Problem to solve
Copy out every record below with complete accuracy.

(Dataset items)
========================

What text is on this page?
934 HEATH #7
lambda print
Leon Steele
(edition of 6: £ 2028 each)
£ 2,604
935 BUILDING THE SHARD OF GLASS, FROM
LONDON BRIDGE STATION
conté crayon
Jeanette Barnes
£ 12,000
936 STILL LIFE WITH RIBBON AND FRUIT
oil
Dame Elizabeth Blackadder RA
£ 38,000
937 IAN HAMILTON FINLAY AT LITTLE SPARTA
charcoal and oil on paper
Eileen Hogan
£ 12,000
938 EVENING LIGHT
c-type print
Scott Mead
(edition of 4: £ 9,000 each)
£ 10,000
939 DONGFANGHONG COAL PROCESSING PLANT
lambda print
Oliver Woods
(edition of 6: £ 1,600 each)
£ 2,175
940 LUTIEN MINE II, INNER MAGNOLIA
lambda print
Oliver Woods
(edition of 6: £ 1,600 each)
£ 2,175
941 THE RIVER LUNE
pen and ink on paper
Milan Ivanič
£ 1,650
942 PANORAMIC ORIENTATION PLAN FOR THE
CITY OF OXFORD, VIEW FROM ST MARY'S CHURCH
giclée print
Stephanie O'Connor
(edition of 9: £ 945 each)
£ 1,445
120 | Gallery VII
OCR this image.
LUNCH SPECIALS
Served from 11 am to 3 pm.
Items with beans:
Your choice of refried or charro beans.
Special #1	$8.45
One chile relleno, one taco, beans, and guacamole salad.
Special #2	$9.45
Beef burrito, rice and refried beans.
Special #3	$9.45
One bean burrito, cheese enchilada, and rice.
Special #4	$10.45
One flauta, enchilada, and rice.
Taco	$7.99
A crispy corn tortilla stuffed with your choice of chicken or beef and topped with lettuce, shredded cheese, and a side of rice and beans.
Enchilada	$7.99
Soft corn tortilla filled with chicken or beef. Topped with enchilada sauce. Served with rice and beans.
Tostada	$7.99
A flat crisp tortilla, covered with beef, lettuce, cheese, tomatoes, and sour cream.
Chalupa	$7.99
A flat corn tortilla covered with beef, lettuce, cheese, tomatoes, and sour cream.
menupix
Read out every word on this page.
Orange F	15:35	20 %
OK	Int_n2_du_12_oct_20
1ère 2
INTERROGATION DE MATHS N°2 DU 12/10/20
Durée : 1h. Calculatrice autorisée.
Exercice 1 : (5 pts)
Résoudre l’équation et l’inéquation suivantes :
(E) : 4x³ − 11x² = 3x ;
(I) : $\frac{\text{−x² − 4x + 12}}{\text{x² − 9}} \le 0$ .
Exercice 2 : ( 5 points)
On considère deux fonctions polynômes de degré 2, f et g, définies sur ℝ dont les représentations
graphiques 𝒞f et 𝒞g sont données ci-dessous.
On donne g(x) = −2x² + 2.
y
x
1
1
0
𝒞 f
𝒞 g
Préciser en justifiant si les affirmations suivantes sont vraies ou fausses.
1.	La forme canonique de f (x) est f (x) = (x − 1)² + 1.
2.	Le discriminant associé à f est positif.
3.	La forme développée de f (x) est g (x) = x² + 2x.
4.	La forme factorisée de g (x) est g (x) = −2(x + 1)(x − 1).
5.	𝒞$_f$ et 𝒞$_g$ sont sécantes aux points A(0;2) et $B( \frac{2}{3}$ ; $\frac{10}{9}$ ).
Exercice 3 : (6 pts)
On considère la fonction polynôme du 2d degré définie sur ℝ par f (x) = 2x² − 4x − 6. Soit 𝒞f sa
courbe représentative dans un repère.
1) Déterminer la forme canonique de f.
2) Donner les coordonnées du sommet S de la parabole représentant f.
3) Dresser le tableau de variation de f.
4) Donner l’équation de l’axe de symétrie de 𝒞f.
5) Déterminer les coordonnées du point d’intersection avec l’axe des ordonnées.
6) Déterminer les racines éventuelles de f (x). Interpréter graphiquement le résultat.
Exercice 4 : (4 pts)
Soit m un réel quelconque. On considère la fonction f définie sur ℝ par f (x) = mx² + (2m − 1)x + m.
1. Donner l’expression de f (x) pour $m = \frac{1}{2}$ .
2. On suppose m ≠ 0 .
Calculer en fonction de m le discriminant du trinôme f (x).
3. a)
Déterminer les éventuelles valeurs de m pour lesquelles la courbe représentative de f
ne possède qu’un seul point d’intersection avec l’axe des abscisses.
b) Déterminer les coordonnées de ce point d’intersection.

========================

Expected answer
What text is on this page?
934 HEATH #7
lambda print
Leon Steele
(edition of 6: £ 2028 each)
£ 2,604
935 BUILDING THE SHARD OF GLASS, FROM
LONDON BRIDGE STATION
conté crayon
Jeanette Barnes
£ 12,000
936 STILL LIFE WITH RIBBON AND FRUIT
oil
Dame Elizabeth Blackadder RA
£ 38,000
937 IAN HAMILTON FINLAY AT LITTLE SPARTA
charcoal and oil on paper
Eileen Hogan
£ 12,000
938 EVENING LIGHT
c-type print
Scott Mead
(edition of 4: £ 9,000 each)
£ 10,000
939 DONGFANGHONG COAL PROCESSING PLANT
lambda print
Oliver Woods
(edition of 6: £ 1,600 each)
£ 2,175
940 LUTIEN MINE II, INNER MAGNOLIA
lambda print
Oliver Woods
(edition of 6: £ 1,600 each)
£ 2,175
941 THE RIVER LUNE
pen and ink on paper
Milan Ivanič
£ 1,650
942 PANORAMIC ORIENTATION PLAN FOR THE
CITY OF OXFORD, VIEW FROM ST MARY'S CHURCH
giclée print
Stephanie O'Connor
(edition of 9: £ 945 each)
£ 1,445
120 | Gallery VII
OCR this image.
LUNCH SPECIALS
Served from 11 am to 3 pm.
Items with beans:
Your choice of refried or charro beans.
Special #1	$8.45
One chile relleno, one taco, beans, and guacamole salad.
Special #2	$9.45
Beef burrito, rice and refried beans.
Special #3	$9.45
One bean burrito, cheese enchilada, and rice.
Special #4	$10.45
One flauta, enchilada, and rice.
Taco	$7.99
A crispy corn tortilla stuffed with your choice of chicken or beef and topped with lettuce, shredded cheese, and a side of rice and beans.
Enchilada	$7.99
Soft corn tortilla filled with chicken or beef. Topped with enchilada sauce. Served with rice and beans.
Tostada	$7.99
A flat crisp tortilla, covered with beef, lettuce, cheese, tomatoes, and sour cream.
Chalupa	$7.99
A flat corn tortilla covered with beef, lettuce, cheese, tomatoes, and sour cream.
menupix
Read out every word on this page.
Orange F	15:35	20 %
OK	Int_n2_du_12_oct_20
1ère 2
INTERROGATION DE MATHS N°2 DU 12/10/20
Durée : 1h. Calculatrice autorisée.
Exercice 1 : (5 pts)
Résoudre l’équation et l’inéquation suivantes :
(E) : 4x³ − 11x² = 3x ;
(I) : $\frac{\text{−x² − 4x + 12}}{\text{x² − 9}} \le 0$ .
Exercice 2 : ( 5 points)
On considère deux fonctions polynômes de degré 2, f et g, définies sur ℝ dont les représentations
graphiques 𝒞f et 𝒞g sont données ci-dessous.
On donne g(x) = −2x² + 2.
y
x
1
1
0
𝒞 f
𝒞 g
Préciser en justifiant si les affirmations suivantes sont vraies ou fausses.
1.	La forme canonique de f (x) est f (x) = (x − 1)² + 1.
2.	Le discriminant associé à f est positif.
3.	La forme développée de f (x) est g (x) = x² + 2x.
4.	La forme factorisée de g (x) est g (x) = −2(x + 1)(x − 1).
5.	𝒞$_f$ et 𝒞$_g$ sont sécantes aux points A(0;2) et $B( \frac{2}{3}$ ; $\frac{10}{9}$ ).
Exercice 3 : (6 pts)
On considère la fonction polynôme du 2d degré définie sur ℝ par f (x) = 2x² − 4x − 6. Soit 𝒞f sa
courbe représentative dans un repère.
1) Déterminer la forme canonique de f.
2) Donner les coordonnées du sommet S de la parabole représentant f.
3) Dresser le tableau de variation de f.
4) Donner l’équation de l’axe de symétrie de 𝒞f.
5) Déterminer les coordonnées du point d’intersection avec l’axe des ordonnées.
6) Déterminer les racines éventuelles de f (x). Interpréter graphiquement le résultat.
Exercice 4 : (4 pts)
Soit m un réel quelconque. On considère la fonction f définie sur ℝ par f (x) = mx² + (2m − 1)x + m.
1. Donner l’expression de f (x) pour $m = \frac{1}{2}$ .
2. On suppose m ≠ 0 .
Calculer en fonction de m le discriminant du trinôme f (x).
3. a)
Déterminer les éventuelles valeurs de m pour lesquelles la courbe représentative de f
ne possède qu’un seul point d’intersection avec l’axe des abscisses.
b) Déterminer les coordonnées de ce point d’intersection.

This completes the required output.